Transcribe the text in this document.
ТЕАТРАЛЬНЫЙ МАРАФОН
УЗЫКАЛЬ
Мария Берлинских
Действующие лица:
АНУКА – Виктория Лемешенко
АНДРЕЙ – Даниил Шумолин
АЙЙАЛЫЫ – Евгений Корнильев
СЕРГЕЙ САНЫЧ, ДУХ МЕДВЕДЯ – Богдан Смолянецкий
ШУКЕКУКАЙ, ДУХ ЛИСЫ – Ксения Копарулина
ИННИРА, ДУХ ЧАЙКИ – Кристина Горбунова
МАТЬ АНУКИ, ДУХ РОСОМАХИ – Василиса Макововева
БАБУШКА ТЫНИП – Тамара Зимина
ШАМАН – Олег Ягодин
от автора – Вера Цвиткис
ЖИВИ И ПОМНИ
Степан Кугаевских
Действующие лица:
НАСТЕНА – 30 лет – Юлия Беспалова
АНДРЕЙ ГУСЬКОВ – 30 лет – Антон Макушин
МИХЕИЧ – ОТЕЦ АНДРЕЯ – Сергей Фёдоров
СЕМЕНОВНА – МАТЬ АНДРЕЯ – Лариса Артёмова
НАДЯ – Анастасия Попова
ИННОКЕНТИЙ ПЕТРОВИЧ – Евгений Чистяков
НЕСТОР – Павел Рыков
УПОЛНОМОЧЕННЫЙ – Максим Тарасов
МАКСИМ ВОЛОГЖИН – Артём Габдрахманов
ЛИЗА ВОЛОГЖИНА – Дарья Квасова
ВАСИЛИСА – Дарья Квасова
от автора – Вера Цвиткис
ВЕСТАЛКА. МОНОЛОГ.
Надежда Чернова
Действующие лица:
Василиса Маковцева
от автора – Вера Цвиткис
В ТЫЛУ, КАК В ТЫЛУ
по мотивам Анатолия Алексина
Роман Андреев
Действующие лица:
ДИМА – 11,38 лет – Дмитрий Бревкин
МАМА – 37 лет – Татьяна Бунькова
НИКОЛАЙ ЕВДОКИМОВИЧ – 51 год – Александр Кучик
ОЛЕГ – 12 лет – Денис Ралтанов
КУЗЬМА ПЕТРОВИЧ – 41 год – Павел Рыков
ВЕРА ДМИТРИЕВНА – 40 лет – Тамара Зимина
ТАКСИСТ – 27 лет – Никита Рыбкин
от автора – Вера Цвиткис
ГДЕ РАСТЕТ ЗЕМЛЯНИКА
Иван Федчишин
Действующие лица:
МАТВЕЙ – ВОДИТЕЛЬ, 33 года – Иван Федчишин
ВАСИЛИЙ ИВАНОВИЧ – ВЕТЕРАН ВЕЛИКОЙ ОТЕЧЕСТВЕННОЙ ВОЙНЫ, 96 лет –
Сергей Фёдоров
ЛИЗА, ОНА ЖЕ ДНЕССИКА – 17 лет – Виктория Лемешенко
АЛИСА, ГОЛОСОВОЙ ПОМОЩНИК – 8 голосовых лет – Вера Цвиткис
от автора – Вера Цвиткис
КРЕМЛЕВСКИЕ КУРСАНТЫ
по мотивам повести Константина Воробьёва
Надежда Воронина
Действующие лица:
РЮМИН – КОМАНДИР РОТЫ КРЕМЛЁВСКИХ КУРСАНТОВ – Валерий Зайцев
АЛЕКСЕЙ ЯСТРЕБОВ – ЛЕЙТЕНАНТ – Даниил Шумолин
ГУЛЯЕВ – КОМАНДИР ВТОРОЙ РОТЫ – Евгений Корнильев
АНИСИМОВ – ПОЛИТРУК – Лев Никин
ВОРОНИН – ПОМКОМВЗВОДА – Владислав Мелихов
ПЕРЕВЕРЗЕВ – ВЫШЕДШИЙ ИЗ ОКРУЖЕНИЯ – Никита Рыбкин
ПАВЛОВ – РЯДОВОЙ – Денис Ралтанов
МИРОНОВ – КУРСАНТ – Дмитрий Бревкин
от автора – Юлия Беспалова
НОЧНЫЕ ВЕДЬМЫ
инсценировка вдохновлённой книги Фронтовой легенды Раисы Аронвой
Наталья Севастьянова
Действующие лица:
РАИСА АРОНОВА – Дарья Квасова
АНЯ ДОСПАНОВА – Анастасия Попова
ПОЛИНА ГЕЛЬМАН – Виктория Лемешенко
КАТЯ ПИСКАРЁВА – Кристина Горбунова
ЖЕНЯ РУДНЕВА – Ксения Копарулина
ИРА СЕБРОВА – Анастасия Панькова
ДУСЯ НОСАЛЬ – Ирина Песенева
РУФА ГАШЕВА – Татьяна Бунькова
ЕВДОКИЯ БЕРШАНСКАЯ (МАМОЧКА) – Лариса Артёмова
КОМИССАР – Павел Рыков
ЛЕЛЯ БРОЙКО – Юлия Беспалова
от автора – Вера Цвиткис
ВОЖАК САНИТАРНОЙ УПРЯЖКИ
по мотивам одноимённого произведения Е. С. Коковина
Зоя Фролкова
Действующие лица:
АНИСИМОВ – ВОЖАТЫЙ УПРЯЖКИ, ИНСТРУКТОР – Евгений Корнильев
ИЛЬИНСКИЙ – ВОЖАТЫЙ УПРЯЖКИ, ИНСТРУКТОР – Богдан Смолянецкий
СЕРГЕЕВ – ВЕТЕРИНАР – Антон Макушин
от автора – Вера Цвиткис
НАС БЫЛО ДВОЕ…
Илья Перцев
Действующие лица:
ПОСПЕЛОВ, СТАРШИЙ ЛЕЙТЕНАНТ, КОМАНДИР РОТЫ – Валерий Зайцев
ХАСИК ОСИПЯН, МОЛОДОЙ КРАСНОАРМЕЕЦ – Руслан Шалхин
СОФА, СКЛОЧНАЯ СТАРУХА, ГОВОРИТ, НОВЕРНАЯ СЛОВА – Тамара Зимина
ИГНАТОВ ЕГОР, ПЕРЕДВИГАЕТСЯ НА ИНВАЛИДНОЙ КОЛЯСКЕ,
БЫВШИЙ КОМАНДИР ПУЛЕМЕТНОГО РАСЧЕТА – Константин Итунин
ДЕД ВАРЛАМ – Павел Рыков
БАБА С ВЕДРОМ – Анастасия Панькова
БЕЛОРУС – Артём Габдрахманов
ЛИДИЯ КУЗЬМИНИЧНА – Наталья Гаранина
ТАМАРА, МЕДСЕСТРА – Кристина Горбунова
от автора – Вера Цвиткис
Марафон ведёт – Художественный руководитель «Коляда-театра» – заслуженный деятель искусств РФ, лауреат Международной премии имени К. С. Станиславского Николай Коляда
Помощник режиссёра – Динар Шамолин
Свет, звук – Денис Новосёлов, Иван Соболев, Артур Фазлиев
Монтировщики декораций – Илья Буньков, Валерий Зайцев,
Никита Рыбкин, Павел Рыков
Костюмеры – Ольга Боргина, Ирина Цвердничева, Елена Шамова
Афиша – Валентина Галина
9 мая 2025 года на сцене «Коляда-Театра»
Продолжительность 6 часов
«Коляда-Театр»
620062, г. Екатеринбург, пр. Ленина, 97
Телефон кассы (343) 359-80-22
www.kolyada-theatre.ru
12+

= = =

# EXERCISE REQUIREMENTS
Looking at the material above, count the lines that hold "УПРЯЖКИ" and give the total alone.

# TASK OUTPUT
3